__SUPPLIED INFORMATION__
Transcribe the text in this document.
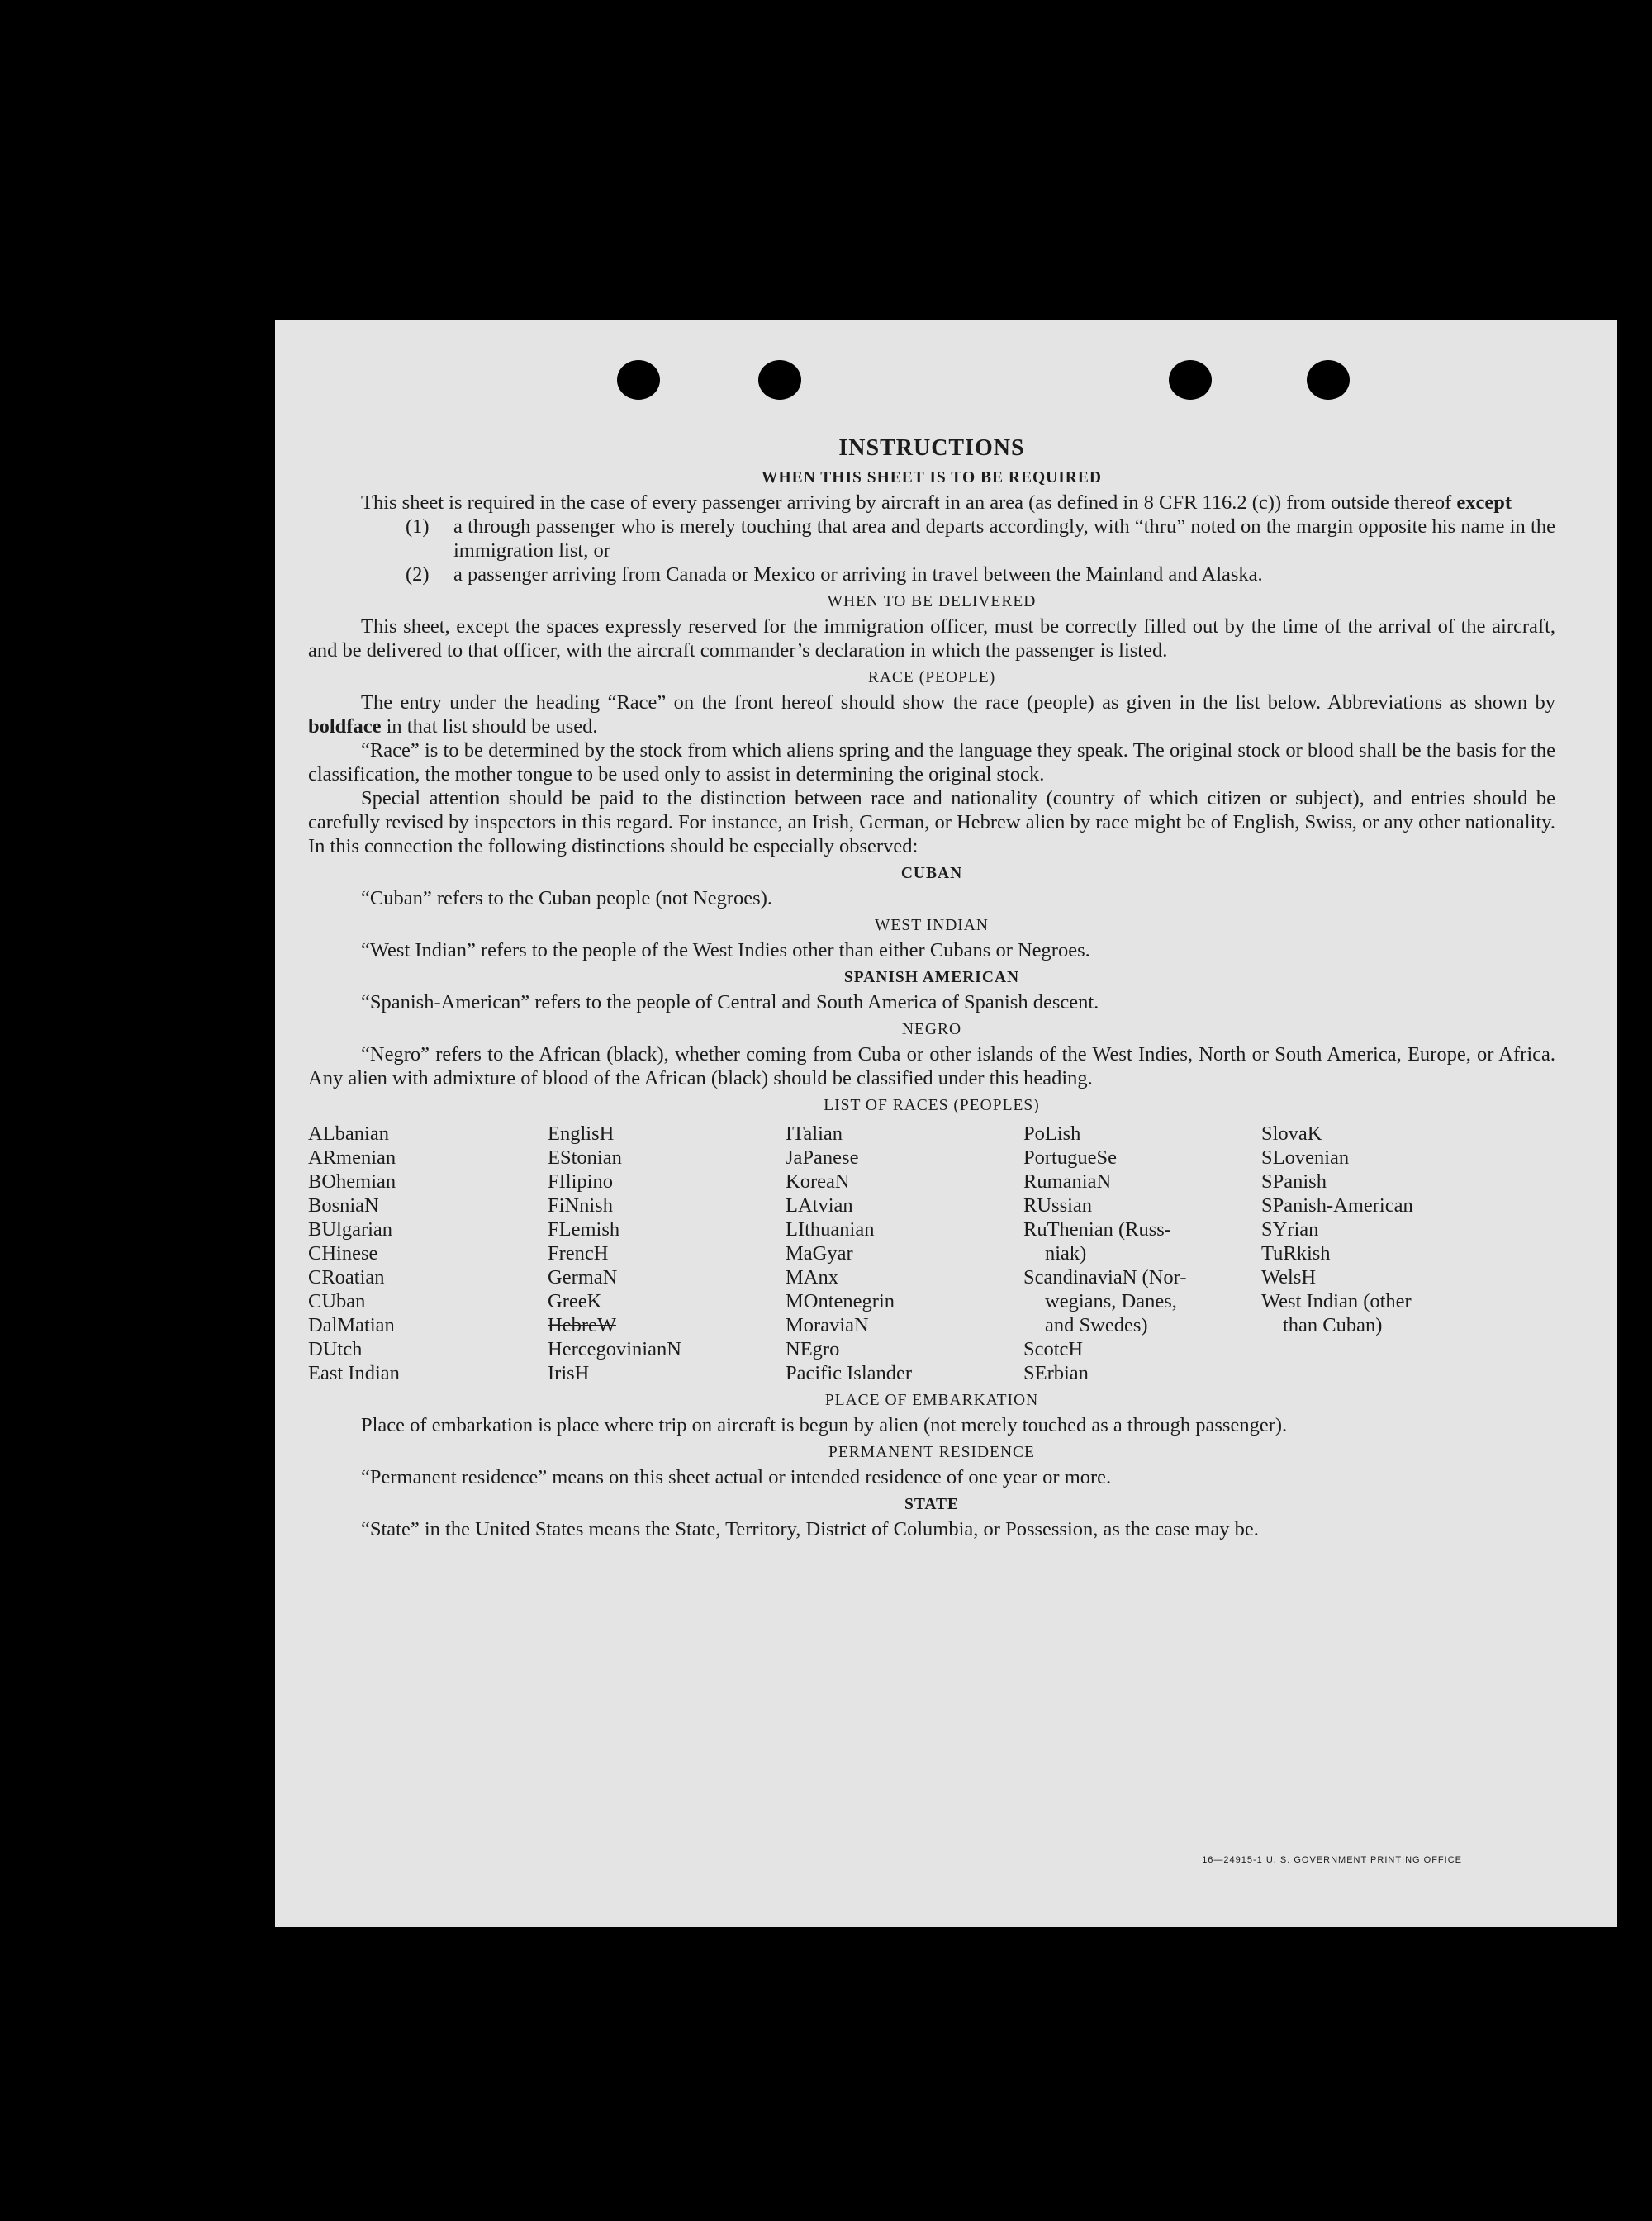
INSTRUCTIONS
WHEN THIS SHEET IS TO BE REQUIRED

This sheet is required in the case of every passenger arriving by aircraft in an area (as defined in 8 CFR 116.2 (c)) from outside thereof except

(1)	a through passenger who is merely touching that area and departs accordingly, with “thru” noted on the margin opposite his name in the immigration list, or
(2)	a passenger arriving from Canada or Mexico or arriving in travel between the Mainland and Alaska.
WHEN TO BE DELIVERED

This sheet, except the spaces expressly reserved for the immigration officer, must be correctly filled out by the time of the arrival of the aircraft, and be delivered to that officer, with the aircraft commander’s declaration in which the passenger is listed.

RACE (PEOPLE)

The entry under the heading “Race” on the front hereof should show the race (people) as given in the list below. Abbreviations as shown by boldface in that list should be used.

“Race” is to be determined by the stock from which aliens spring and the language they speak. The original stock or blood shall be the basis for the classification, the mother tongue to be used only to assist in determining the original stock.

Special attention should be paid to the distinction between race and nationality (country of which citizen or subject), and entries should be carefully revised by inspectors in this regard. For instance, an Irish, German, or Hebrew alien by race might be of English, Swiss, or any other nationality. In this connection the following distinctions should be especially observed:

CUBAN

“Cuban” refers to the Cuban people (not Negroes).

WEST INDIAN

“West Indian” refers to the people of the West Indies other than either Cubans or Negroes.

SPANISH AMERICAN

“Spanish-American” refers to the people of Central and South America of Spanish descent.

NEGRO

“Negro” refers to the African (black), whether coming from Cuba or other islands of the West Indies, North or South America, Europe, or Africa. Any alien with admixture of blood of the African (black) should be classified under this heading.

LIST OF RACES (PEOPLES)
ALbanian
ARmenian
BOhemian
BosniaN
BUlgarian
CHinese
CRoatian
CUban
DalMatian
DUtch
East Indian
EnglisH
EStonian
FIlipino
FiNnish
FLemish
FrencH
GermaN
GreeK
HebreW
HercegovinianN
IrisH
ITalian
JaPanese
KoreaN
LAtvian
LIthuanian
MaGyar
MAnx
MOntenegrin
MoraviaN
NEgro
Pacific Islander
PoLish
PortugueSe
RumaniaN
RUssian
RuThenian (Russ-
niak)
ScandinaviaN (Nor-
wegians, Danes,
and Swedes)
ScotcH
SErbian
SlovaK
SLovenian
SPanish
SPanish-American
SYrian
TuRkish
WelsH
West Indian (other
than Cuban)
PLACE OF EMBARKATION

Place of embarkation is place where trip on aircraft is begun by alien (not merely touched as a through passenger).

PERMANENT RESIDENCE

“Permanent residence” means on this sheet actual or intended residence of one year or more.

STATE

“State” in the United States means the State, Territory, District of Columbia, or Possession, as the case may be.

16—24915-1 U. S. GOVERNMENT PRINTING OFFICE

__WORK TO COMPLETE__
Copy the material exactly. Do not include the pictures.

__THE RESULT__
Transcribe the text in this document.
INSTRUCTIONS
WHEN THIS SHEET IS TO BE REQUIRED

This sheet is required in the case of every passenger arriving by aircraft in an area (as defined in 8 CFR 116.2 (c)) from outside thereof except

(1)	a through passenger who is merely touching that area and departs accordingly, with “thru” noted on the margin opposite his name in the immigration list, or
(2)	a passenger arriving from Canada or Mexico or arriving in travel between the Mainland and Alaska.
WHEN TO BE DELIVERED

This sheet, except the spaces expressly reserved for the immigration officer, must be correctly filled out by the time of the arrival of the aircraft, and be delivered to that officer, with the aircraft commander’s declaration in which the passenger is listed.

RACE (PEOPLE)

The entry under the heading “Race” on the front hereof should show the race (people) as given in the list below. Abbreviations as shown by boldface in that list should be used.

“Race” is to be determined by the stock from which aliens spring and the language they speak. The original stock or blood shall be the basis for the classification, the mother tongue to be used only to assist in determining the original stock.

Special attention should be paid to the distinction between race and nationality (country of which citizen or subject), and entries should be carefully revised by inspectors in this regard. For instance, an Irish, German, or Hebrew alien by race might be of English, Swiss, or any other nationality. In this connection the following distinctions should be especially observed:

CUBAN

“Cuban” refers to the Cuban people (not Negroes).

WEST INDIAN

“West Indian” refers to the people of the West Indies other than either Cubans or Negroes.

SPANISH AMERICAN

“Spanish-American” refers to the people of Central and South America of Spanish descent.

NEGRO

“Negro” refers to the African (black), whether coming from Cuba or other islands of the West Indies, North or South America, Europe, or Africa. Any alien with admixture of blood of the African (black) should be classified under this heading.

LIST OF RACES (PEOPLES)
ALbanian
ARmenian
BOhemian
BosniaN
BUlgarian
CHinese
CRoatian
CUban
DalMatian
DUtch
East Indian
EnglisH
EStonian
FIlipino
FiNnish
FLemish
FrencH
GermaN
GreeK
HebreW
HercegovinianN
IrisH
ITalian
JaPanese
KoreaN
LAtvian
LIthuanian
MaGyar
MAnx
MOntenegrin
MoraviaN
NEgro
Pacific Islander
PoLish
PortugueSe
RumaniaN
RUssian
RuThenian (Russ-
niak)
ScandinaviaN (Nor-
wegians, Danes,
and Swedes)
ScotcH
SErbian
SlovaK
SLovenian
SPanish
SPanish-American
SYrian
TuRkish
WelsH
West Indian (other
than Cuban)
PLACE OF EMBARKATION

Place of embarkation is place where trip on aircraft is begun by alien (not merely touched as a through passenger).

PERMANENT RESIDENCE

“Permanent residence” means on this sheet actual or intended residence of one year or more.

STATE

“State” in the United States means the State, Territory, District of Columbia, or Possession, as the case may be.

16—24915-1 U. S. GOVERNMENT PRINTING OFFICE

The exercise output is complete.